> _WHAT IS ASKED_: In the shopping story below, how many face muscles does the narrator claim to use when asking the second time?

So now I take my facial expressions to a new level using all 98 muscles in my face and speaking more slowly with an even greater level of embarrassment, I say, “No tttaaaammmmmpppooonnnnssszzz.” Again with a bewildered look he says, “You pay pounds??? I convert!”

So now my embarrassment starts to dissipate as I am no longer focused on what I am buying, but on how to convey a question any male would be embarrassed to ask another male who speaks the same language, let alone a male of another language, culture and religion that likely (per my new expat thinking) has less understanding of the female hygiene product category than I do, and I decide to ask the question again at the same speed and tone with the same level of facial expressions, but decide to add slow motion hand gestures as well (Trying to guess how these things work). This time he looks at me puzzled again, but then I see a sense of understanding come over his face along with a smile and he says – “Yes…dose tampons.”

Feeling a little better, I remember Jennifer mentioning something about type…light, medium, tall grande…who knows how they measure these things and to my horror, I look back down and see a wide variety. I think about how I am going to get this guy to help me pick out the right kind, ponder what I just went through, say forgetta bout it, close my eyes and grab a box from the middle.

> _STORED RECORDS_:

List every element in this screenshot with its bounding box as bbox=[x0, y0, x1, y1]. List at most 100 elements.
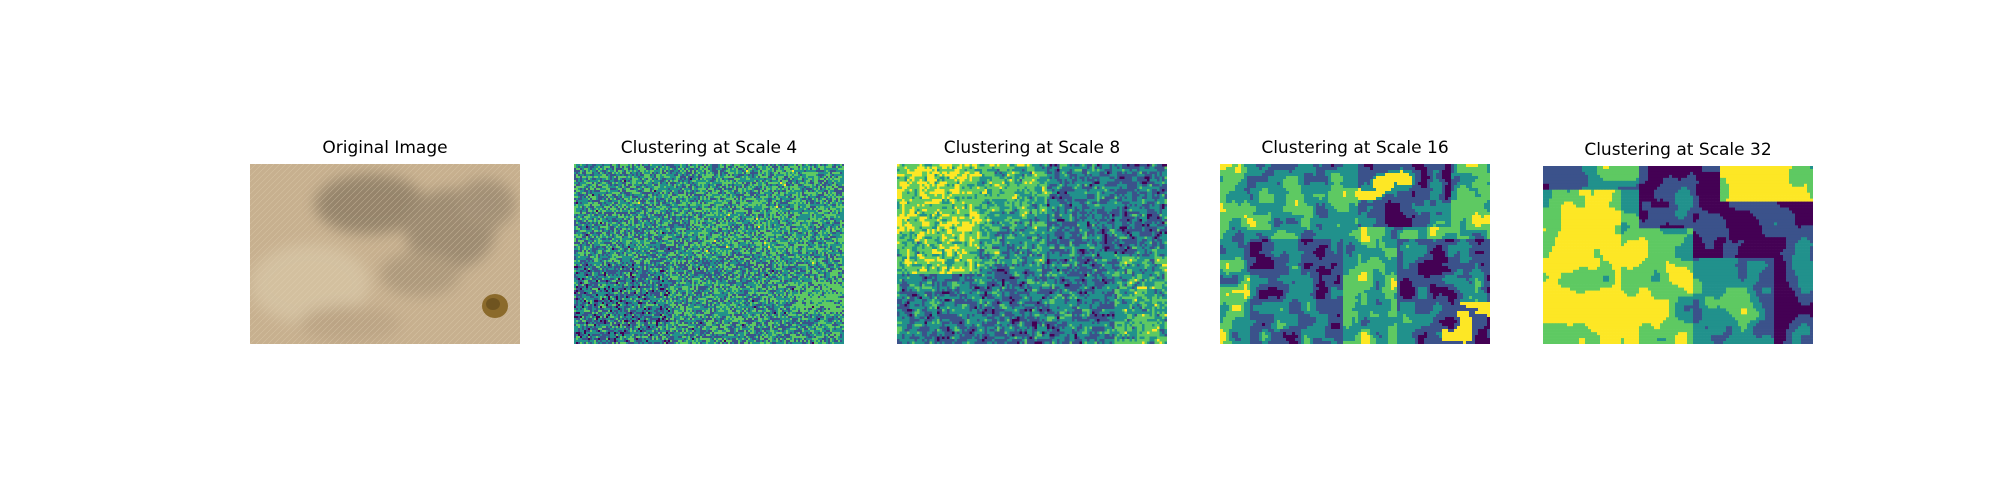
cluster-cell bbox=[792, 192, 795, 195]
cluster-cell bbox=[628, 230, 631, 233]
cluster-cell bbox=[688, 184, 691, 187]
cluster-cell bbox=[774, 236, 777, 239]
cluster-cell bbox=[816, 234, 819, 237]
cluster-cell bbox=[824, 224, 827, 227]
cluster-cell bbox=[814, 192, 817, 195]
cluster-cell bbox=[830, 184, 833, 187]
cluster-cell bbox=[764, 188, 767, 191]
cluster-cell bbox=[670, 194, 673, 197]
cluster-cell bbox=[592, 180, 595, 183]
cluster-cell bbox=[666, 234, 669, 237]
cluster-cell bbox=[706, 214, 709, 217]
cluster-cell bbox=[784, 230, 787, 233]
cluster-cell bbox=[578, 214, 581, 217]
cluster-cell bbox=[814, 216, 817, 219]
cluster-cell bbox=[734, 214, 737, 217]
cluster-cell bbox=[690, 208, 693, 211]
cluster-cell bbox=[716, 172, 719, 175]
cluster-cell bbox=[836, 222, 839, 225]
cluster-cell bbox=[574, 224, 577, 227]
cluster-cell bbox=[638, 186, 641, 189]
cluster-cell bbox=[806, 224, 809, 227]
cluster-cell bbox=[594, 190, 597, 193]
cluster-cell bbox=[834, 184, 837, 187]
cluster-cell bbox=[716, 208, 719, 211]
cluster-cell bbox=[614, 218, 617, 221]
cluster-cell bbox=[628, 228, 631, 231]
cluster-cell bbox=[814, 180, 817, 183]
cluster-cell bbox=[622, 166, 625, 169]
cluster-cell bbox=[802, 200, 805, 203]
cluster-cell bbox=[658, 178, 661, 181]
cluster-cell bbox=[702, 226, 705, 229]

> _FULL OUTPUT_: All 98 muscles in the face.